- [BRIEF]: Quote the whole listing word for word, please.

--------

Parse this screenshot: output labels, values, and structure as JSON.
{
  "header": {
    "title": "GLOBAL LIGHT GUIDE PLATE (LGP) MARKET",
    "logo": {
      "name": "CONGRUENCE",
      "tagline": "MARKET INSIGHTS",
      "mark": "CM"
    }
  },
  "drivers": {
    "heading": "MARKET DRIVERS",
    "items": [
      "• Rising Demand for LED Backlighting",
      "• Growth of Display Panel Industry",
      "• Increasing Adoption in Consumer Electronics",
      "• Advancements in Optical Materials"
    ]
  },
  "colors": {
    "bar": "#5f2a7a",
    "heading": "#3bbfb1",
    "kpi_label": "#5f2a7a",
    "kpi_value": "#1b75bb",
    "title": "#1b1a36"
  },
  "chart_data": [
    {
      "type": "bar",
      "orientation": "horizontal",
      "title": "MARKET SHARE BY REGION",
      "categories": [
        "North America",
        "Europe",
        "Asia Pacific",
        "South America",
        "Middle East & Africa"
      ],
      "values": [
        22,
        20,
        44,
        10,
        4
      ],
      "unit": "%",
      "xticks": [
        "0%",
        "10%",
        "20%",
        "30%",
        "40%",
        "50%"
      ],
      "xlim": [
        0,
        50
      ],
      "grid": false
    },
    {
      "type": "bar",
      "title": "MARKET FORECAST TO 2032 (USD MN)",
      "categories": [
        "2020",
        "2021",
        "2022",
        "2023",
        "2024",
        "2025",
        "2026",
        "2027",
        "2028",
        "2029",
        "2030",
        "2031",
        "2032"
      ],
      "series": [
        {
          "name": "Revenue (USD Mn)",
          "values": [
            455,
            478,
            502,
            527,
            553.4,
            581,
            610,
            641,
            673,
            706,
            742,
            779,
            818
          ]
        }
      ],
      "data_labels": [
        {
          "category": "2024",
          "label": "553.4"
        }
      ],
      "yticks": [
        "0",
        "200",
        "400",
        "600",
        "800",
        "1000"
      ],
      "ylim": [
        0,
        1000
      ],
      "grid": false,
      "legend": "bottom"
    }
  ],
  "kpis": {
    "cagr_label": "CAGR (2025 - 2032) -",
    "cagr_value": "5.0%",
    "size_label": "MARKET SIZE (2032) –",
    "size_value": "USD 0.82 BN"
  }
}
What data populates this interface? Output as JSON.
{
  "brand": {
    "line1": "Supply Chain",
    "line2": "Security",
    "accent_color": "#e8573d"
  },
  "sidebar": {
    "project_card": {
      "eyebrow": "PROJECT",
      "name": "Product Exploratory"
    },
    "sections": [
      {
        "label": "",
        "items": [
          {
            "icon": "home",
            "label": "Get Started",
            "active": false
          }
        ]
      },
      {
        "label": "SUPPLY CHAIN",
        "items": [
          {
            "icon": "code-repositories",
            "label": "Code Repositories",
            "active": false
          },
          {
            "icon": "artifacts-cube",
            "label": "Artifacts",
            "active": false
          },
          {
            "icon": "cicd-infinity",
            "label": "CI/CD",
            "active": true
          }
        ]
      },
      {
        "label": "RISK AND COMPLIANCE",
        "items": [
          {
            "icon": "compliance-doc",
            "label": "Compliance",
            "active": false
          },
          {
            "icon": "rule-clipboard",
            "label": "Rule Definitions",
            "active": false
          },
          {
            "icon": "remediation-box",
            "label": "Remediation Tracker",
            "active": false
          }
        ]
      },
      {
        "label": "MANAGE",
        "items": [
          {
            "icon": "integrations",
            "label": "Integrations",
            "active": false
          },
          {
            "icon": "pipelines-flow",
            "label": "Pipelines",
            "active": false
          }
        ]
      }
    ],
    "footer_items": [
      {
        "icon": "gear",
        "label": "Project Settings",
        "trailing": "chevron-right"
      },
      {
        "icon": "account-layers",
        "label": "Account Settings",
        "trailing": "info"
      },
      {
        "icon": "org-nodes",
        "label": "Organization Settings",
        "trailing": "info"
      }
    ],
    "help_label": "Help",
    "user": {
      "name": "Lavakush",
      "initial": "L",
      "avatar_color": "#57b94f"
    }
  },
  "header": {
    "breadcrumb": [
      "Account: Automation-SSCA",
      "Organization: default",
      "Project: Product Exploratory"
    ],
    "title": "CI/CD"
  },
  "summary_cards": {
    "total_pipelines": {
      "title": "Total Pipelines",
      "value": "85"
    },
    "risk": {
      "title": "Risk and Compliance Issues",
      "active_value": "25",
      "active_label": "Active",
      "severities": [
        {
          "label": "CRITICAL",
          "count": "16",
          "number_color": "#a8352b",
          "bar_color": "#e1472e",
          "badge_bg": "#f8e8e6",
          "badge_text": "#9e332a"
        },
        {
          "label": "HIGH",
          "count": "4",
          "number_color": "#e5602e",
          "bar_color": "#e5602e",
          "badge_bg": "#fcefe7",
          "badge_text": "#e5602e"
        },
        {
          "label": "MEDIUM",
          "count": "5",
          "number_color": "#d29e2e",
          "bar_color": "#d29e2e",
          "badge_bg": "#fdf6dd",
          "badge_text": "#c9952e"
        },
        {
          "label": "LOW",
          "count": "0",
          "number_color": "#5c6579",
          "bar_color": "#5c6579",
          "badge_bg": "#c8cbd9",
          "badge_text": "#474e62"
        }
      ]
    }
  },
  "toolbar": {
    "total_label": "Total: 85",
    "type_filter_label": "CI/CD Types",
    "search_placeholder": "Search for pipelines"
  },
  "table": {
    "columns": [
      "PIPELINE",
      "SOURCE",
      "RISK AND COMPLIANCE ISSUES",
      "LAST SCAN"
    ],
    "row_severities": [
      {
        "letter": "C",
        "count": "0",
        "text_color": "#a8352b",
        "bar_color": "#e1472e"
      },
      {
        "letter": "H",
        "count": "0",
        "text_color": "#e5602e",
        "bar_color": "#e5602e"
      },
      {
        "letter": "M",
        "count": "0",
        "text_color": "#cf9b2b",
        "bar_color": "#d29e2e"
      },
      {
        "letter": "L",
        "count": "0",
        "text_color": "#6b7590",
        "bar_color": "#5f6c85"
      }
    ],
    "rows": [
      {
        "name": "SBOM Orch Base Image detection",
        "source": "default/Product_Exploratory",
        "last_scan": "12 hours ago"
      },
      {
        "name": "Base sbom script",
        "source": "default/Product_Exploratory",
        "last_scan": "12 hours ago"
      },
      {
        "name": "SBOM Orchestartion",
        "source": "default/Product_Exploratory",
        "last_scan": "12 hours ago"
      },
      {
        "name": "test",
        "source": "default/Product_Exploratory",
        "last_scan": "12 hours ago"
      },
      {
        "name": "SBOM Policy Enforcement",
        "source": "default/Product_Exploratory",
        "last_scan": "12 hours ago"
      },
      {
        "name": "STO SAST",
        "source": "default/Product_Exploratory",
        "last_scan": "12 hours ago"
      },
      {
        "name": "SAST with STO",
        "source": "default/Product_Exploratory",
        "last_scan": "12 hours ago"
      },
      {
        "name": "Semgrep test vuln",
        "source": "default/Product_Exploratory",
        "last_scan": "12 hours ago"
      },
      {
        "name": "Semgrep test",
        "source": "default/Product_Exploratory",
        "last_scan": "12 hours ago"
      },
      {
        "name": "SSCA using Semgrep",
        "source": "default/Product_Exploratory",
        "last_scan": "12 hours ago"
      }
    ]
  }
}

--------

- [EXERCISE RESULT]:
Parse this screenshot: output labels, values, and structure as JSON.
{
  "header": {
    "title": "GLOBAL LIGHT GUIDE PLATE (LGP) MARKET",
    "logo": {
      "name": "CONGRUENCE",
      "tagline": "MARKET INSIGHTS",
      "mark": "CM"
    }
  },
  "drivers": {
    "heading": "MARKET DRIVERS",
    "items": [
      "• Rising Demand for LED Backlighting",
      "• Growth of Display Panel Industry",
      "• Increasing Adoption in Consumer Electronics",
      "• Advancements in Optical Materials"
    ]
  },
  "colors": {
    "bar": "#5f2a7a",
    "heading": "#3bbfb1",
    "kpi_label": "#5f2a7a",
    "kpi_value": "#1b75bb",
    "title": "#1b1a36"
  },
  "chart_data": [
    {
      "type": "bar",
      "orientation": "horizontal",
      "title": "MARKET SHARE BY REGION",
      "categories": [
        "North America",
        "Europe",
        "Asia Pacific",
        "South America",
        "Middle East & Africa"
      ],
      "values": [
        22,
        20,
        44,
        10,
        4
      ],
      "unit": "%",
      "xticks": [
        "0%",
        "10%",
        "20%",
        "30%",
        "40%",
        "50%"
      ],
      "xlim": [
        0,
        50
      ],
      "grid": false
    },
    {
      "type": "bar",
      "title": "MARKET FORECAST TO 2032 (USD MN)",
      "categories": [
        "2020",
        "2021",
        "2022",
        "2023",
        "2024",
        "2025",
        "2026",
        "2027",
        "2028",
        "2029",
        "2030",
        "2031",
        "2032"
      ],
      "series": [
        {
          "name": "Revenue (USD Mn)",
          "values": [
            455,
            478,
            502,
            527,
            553.4,
            581,
            610,
            641,
            673,
            706,
            742,
            779,
            818
          ]
        }
      ],
      "data_labels": [
        {
          "category": "2024",
          "label": "553.4"
        }
      ],
      "yticks": [
        "0",
        "200",
        "400",
        "600",
        "800",
        "1000"
      ],
      "ylim": [
        0,
        1000
      ],
      "grid": false,
      "legend": "bottom"
    }
  ],
  "kpis": {
    "cagr_label": "CAGR (2025 - 2032) -",
    "cagr_value": "5.0%",
    "size_label": "MARKET SIZE (2032) –",
    "size_value": "USD 0.82 BN"
  }
}
What data populates this interface? Output as JSON.
{
  "brand": {
    "line1": "Supply Chain",
    "line2": "Security",
    "accent_color": "#e8573d"
  },
  "sidebar": {
    "project_card": {
      "eyebrow": "PROJECT",
      "name": "Product Exploratory"
    },
    "sections": [
      {
        "label": "",
        "items": [
          {
            "icon": "home",
            "label": "Get Started",
            "active": false
          }
        ]
      },
      {
        "label": "SUPPLY CHAIN",
        "items": [
          {
            "icon": "code-repositories",
            "label": "Code Repositories",
            "active": false
          },
          {
            "icon": "artifacts-cube",
            "label": "Artifacts",
            "active": false
          },
          {
            "icon": "cicd-infinity",
            "label": "CI/CD",
            "active": true
          }
        ]
      },
      {
        "label": "RISK AND COMPLIANCE",
        "items": [
          {
            "icon": "compliance-doc",
            "label": "Compliance",
            "active": false
          },
          {
            "icon": "rule-clipboard",
            "label": "Rule Definitions",
            "active": false
          },
          {
            "icon": "remediation-box",
            "label": "Remediation Tracker",
            "active": false
          }
        ]
      },
      {
        "label": "MANAGE",
        "items": [
          {
            "icon": "integrations",
            "label": "Integrations",
            "active": false
          },
          {
            "icon": "pipelines-flow",
            "label": "Pipelines",
            "active": false
          }
        ]
      }
    ],
    "footer_items": [
      {
        "icon": "gear",
        "label": "Project Settings",
        "trailing": "chevron-right"
      },
      {
        "icon": "account-layers",
        "label": "Account Settings",
        "trailing": "info"
      },
      {
        "icon": "org-nodes",
        "label": "Organization Settings",
        "trailing": "info"
      }
    ],
    "help_label": "Help",
    "user": {
      "name": "Lavakush",
      "initial": "L",
      "avatar_color": "#57b94f"
    }
  },
  "header": {
    "breadcrumb": [
      "Account: Automation-SSCA",
      "Organization: default",
      "Project: Product Exploratory"
    ],
    "title": "CI/CD"
  },
  "summary_cards": {
    "total_pipelines": {
      "title": "Total Pipelines",
      "value": "85"
    },
    "risk": {
      "title": "Risk and Compliance Issues",
      "active_value": "25",
      "active_label": "Active",
      "severities": [
        {
          "label": "CRITICAL",
          "count": "16",
          "number_color": "#a8352b",
          "bar_color": "#e1472e",
          "badge_bg": "#f8e8e6",
          "badge_text": "#9e332a"
        },
        {
          "label": "HIGH",
          "count": "4",
          "number_color": "#e5602e",
          "bar_color": "#e5602e",
          "badge_bg": "#fcefe7",
          "badge_text": "#e5602e"
        },
        {
          "label": "MEDIUM",
          "count": "5",
          "number_color": "#d29e2e",
          "bar_color": "#d29e2e",
          "badge_bg": "#fdf6dd",
          "badge_text": "#c9952e"
        },
        {
          "label": "LOW",
          "count": "0",
          "number_color": "#5c6579",
          "bar_color": "#5c6579",
          "badge_bg": "#c8cbd9",
          "badge_text": "#474e62"
        }
      ]
    }
  },
  "toolbar": {
    "total_label": "Total: 85",
    "type_filter_label": "CI/CD Types",
    "search_placeholder": "Search for pipelines"
  },
  "table": {
    "columns": [
      "PIPELINE",
      "SOURCE",
      "RISK AND COMPLIANCE ISSUES",
      "LAST SCAN"
    ],
    "row_severities": [
      {
        "letter": "C",
        "count": "0",
        "text_color": "#a8352b",
        "bar_color": "#e1472e"
      },
      {
        "letter": "H",
        "count": "0",
        "text_color": "#e5602e",
        "bar_color": "#e5602e"
      },
      {
        "letter": "M",
        "count": "0",
        "text_color": "#cf9b2b",
        "bar_color": "#d29e2e"
      },
      {
        "letter": "L",
        "count": "0",
        "text_color": "#6b7590",
        "bar_color": "#5f6c85"
      }
    ],
    "rows": [
      {
        "name": "SBOM Orch Base Image detection",
        "source": "default/Product_Exploratory",
        "last_scan": "12 hours ago"
      },
      {
        "name": "Base sbom script",
        "source": "default/Product_Exploratory",
        "last_scan": "12 hours ago"
      },
      {
        "name": "SBOM Orchestartion",
        "source": "default/Product_Exploratory",
        "last_scan": "12 hours ago"
      },
      {
        "name": "test",
        "source": "default/Product_Exploratory",
        "last_scan": "12 hours ago"
      },
      {
        "name": "SBOM Policy Enforcement",
        "source": "default/Product_Exploratory",
        "last_scan": "12 hours ago"
      },
      {
        "name": "STO SAST",
        "source": "default/Product_Exploratory",
        "last_scan": "12 hours ago"
      },
      {
        "name": "SAST with STO",
        "source": "default/Product_Exploratory",
        "last_scan": "12 hours ago"
      },
      {
        "name": "Semgrep test vuln",
        "source": "default/Product_Exploratory",
        "last_scan": "12 hours ago"
      },
      {
        "name": "Semgrep test",
        "source": "default/Product_Exploratory",
        "last_scan": "12 hours ago"
      },
      {
        "name": "SSCA using Semgrep",
        "source": "default/Product_Exploratory",
        "last_scan": "12 hours ago"
      }
    ]
  }
}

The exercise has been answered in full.